### Material supplied
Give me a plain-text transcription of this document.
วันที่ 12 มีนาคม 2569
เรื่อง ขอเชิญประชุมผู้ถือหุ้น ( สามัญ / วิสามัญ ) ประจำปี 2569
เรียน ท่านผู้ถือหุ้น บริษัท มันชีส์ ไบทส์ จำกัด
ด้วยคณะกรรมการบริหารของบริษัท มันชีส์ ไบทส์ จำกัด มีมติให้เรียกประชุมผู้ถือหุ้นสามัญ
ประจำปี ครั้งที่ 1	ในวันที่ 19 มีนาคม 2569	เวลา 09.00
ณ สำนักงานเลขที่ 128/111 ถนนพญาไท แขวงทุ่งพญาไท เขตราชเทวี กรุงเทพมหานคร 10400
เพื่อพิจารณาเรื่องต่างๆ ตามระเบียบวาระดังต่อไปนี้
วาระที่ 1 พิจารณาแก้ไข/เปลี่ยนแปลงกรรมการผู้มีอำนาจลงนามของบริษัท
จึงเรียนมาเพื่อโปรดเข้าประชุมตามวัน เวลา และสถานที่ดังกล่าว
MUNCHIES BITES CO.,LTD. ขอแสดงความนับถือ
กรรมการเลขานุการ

==

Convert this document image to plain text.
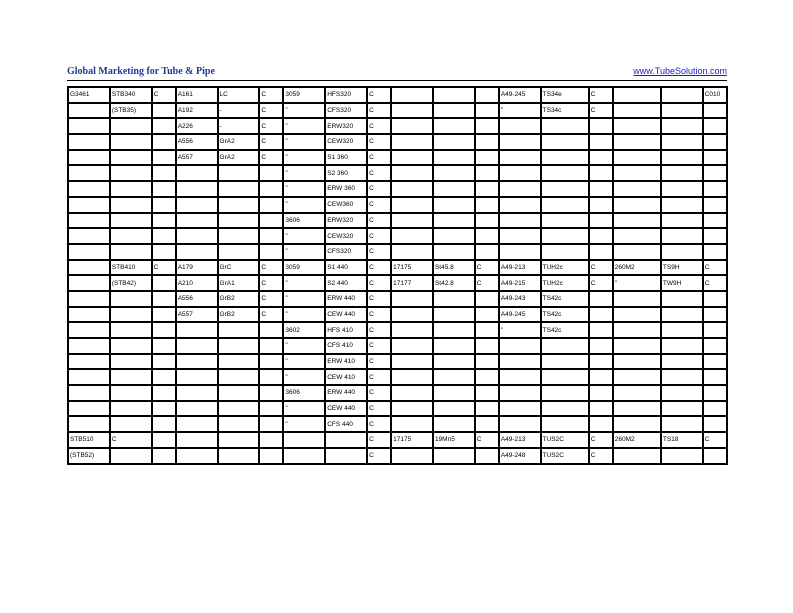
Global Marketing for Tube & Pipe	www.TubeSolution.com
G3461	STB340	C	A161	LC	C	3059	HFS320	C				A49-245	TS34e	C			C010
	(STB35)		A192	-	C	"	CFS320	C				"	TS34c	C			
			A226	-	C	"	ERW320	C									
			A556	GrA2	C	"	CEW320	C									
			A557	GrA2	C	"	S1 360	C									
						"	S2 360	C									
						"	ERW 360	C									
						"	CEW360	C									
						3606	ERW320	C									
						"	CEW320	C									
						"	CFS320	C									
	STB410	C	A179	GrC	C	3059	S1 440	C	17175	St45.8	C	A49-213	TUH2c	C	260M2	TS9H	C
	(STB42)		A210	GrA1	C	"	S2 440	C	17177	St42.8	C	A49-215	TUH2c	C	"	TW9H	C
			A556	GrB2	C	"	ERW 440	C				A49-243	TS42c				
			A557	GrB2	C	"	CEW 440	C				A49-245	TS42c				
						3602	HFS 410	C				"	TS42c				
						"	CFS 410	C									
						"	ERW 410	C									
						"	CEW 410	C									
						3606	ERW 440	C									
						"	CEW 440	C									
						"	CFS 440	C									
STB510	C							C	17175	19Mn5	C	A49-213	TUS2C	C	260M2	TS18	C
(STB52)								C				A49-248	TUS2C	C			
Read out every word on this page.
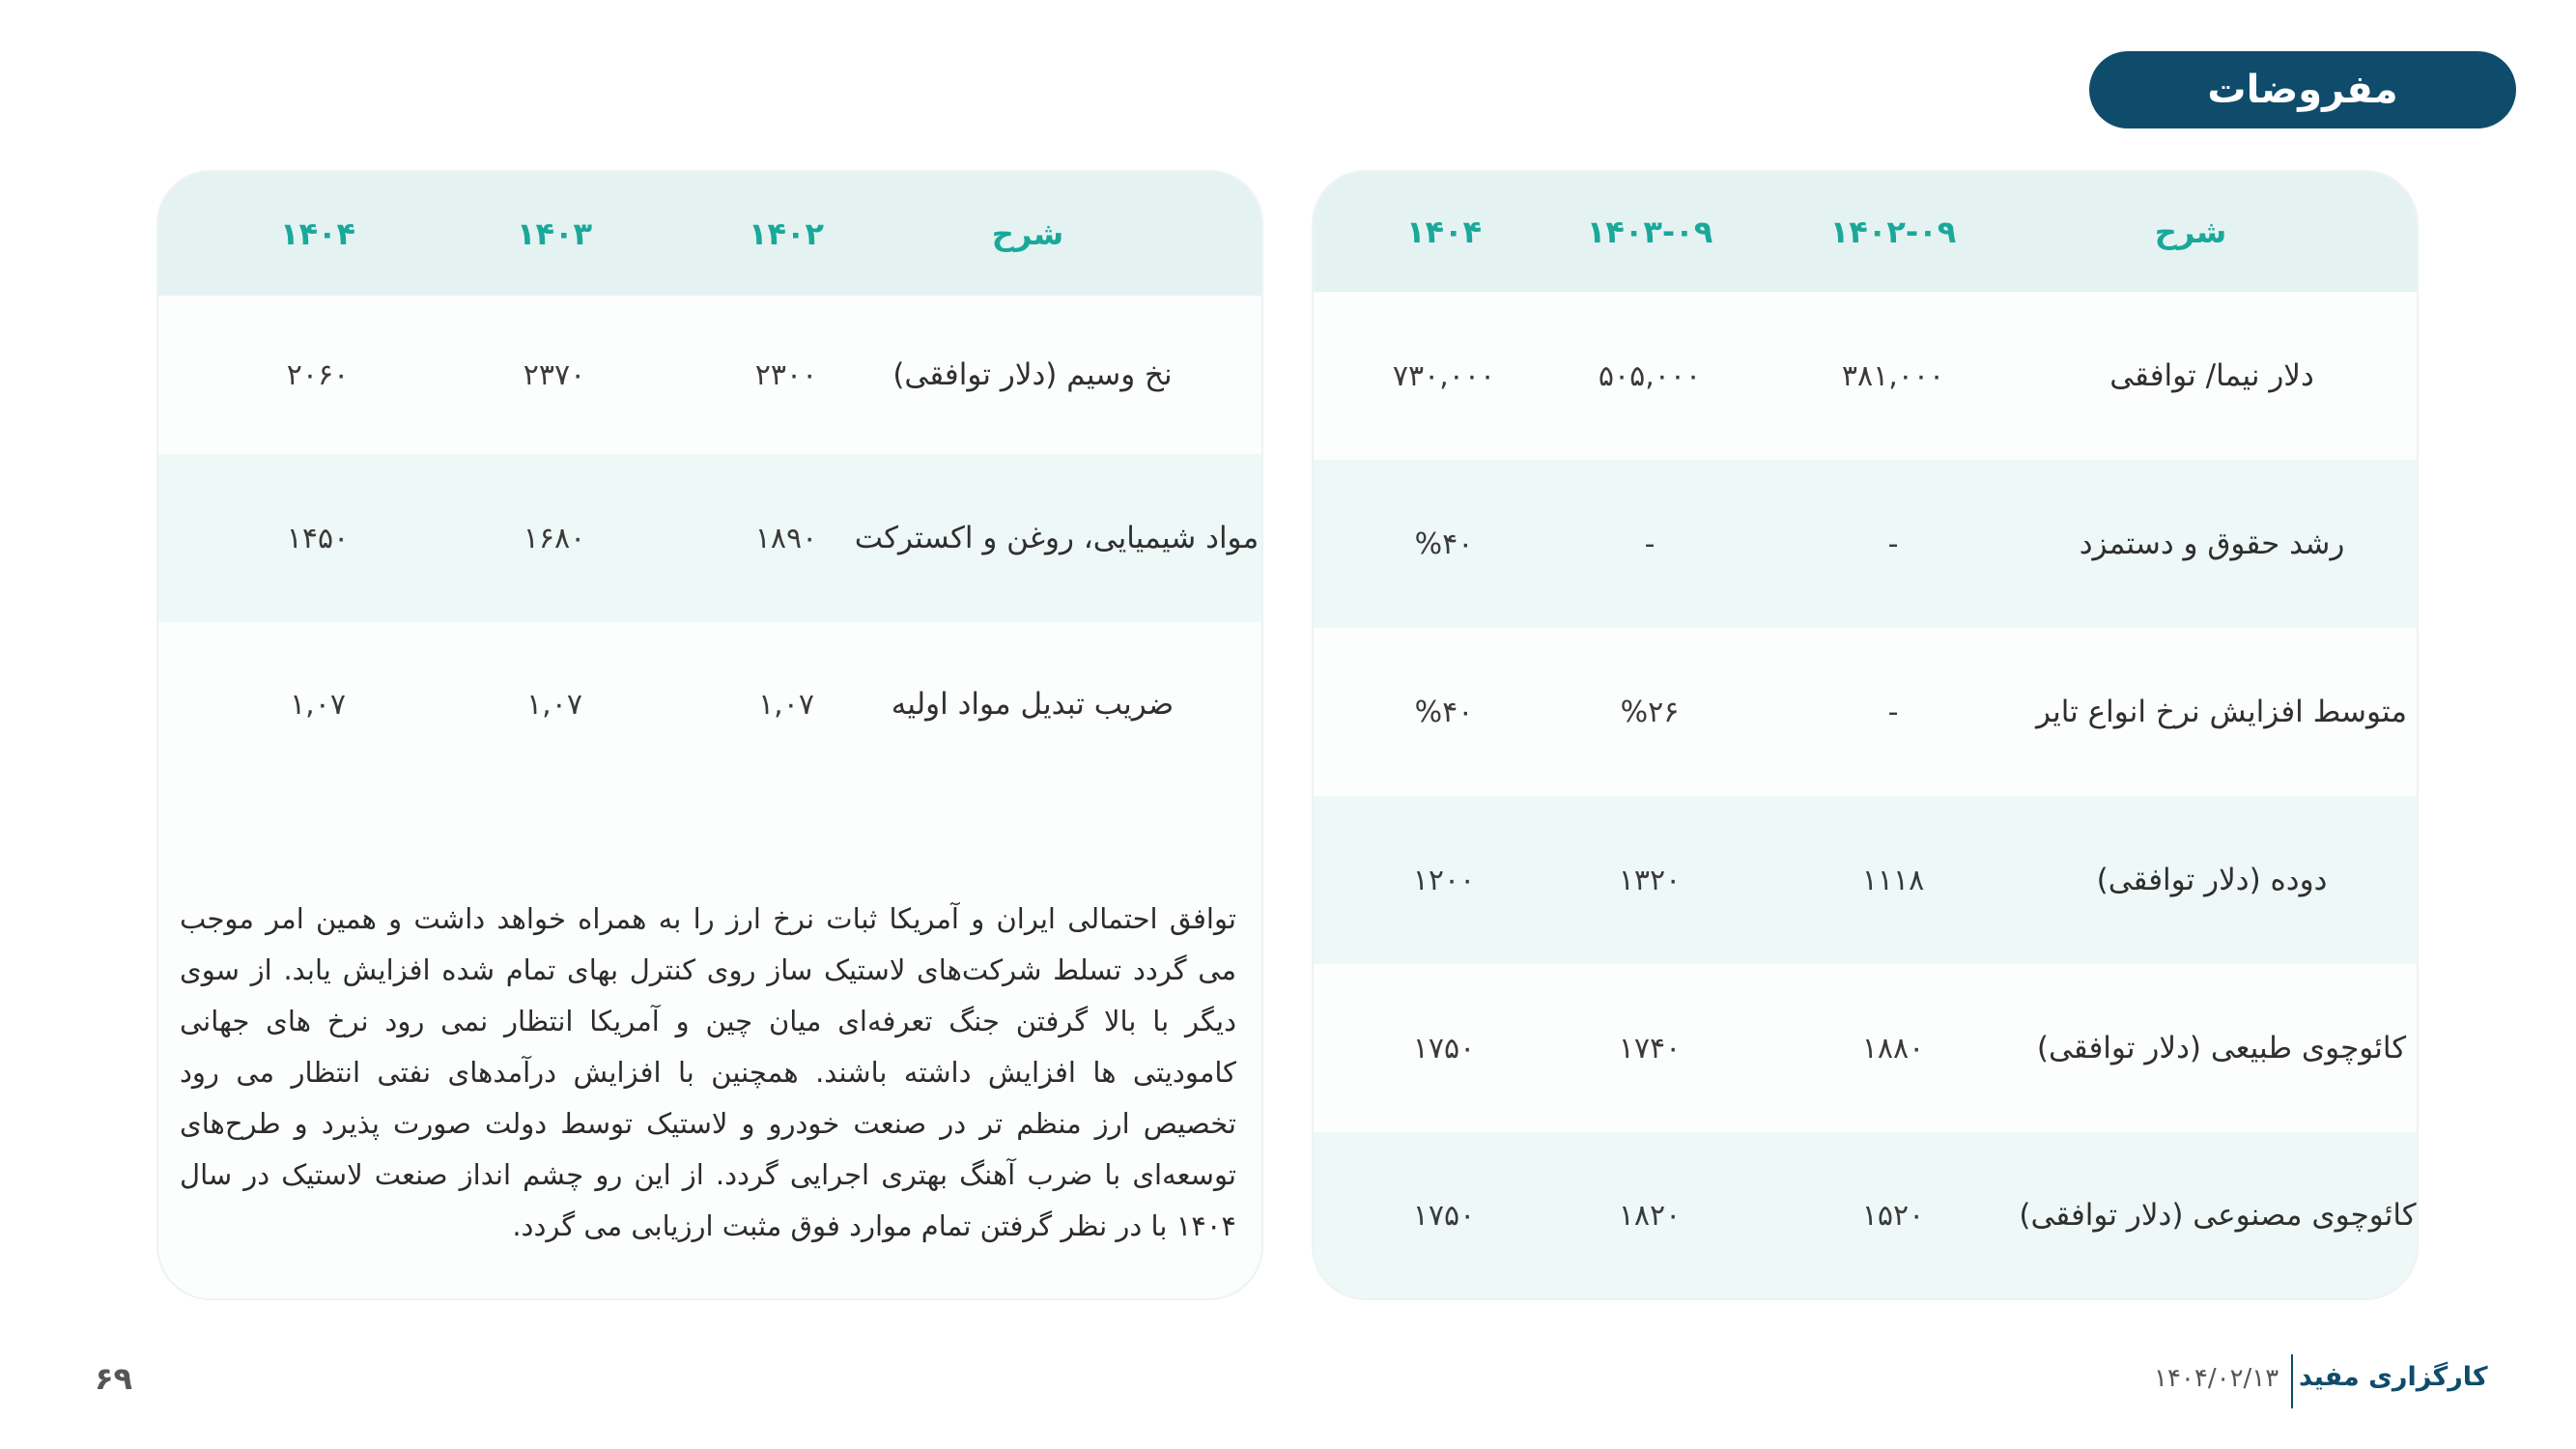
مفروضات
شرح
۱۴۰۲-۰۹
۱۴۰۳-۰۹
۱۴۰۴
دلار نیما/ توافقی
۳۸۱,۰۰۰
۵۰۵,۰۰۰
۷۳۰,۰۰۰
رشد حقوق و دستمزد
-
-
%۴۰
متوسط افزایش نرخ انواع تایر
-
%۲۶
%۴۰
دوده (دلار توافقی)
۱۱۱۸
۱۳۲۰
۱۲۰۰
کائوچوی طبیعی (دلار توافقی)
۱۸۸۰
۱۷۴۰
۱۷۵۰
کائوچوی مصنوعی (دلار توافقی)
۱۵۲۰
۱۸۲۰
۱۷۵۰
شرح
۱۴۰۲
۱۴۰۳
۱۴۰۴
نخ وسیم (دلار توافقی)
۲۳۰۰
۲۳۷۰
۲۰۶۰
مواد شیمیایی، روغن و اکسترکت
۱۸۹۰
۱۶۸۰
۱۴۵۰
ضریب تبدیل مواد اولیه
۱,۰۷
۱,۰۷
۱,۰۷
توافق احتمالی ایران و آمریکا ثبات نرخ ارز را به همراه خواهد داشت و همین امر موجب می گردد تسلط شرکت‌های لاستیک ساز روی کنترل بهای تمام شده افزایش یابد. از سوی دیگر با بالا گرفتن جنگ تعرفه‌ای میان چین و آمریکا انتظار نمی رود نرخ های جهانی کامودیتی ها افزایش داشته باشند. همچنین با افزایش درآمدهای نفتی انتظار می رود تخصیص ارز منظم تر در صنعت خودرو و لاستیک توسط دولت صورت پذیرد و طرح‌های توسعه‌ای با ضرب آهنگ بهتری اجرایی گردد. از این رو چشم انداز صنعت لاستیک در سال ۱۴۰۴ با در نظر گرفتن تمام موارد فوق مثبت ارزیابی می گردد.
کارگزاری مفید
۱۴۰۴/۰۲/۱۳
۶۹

### What is expected
Search the listing above for the string "เวลา". Copy every line that contains it.

### Task result
ประจำปี ครั้งที่ 1	ในวันที่ 19 มีนาคม 2569	เวลา 09.00
จึงเรียนมาเพื่อโปรดเข้าประชุมตามวัน เวลา และสถานที่ดังกล่าว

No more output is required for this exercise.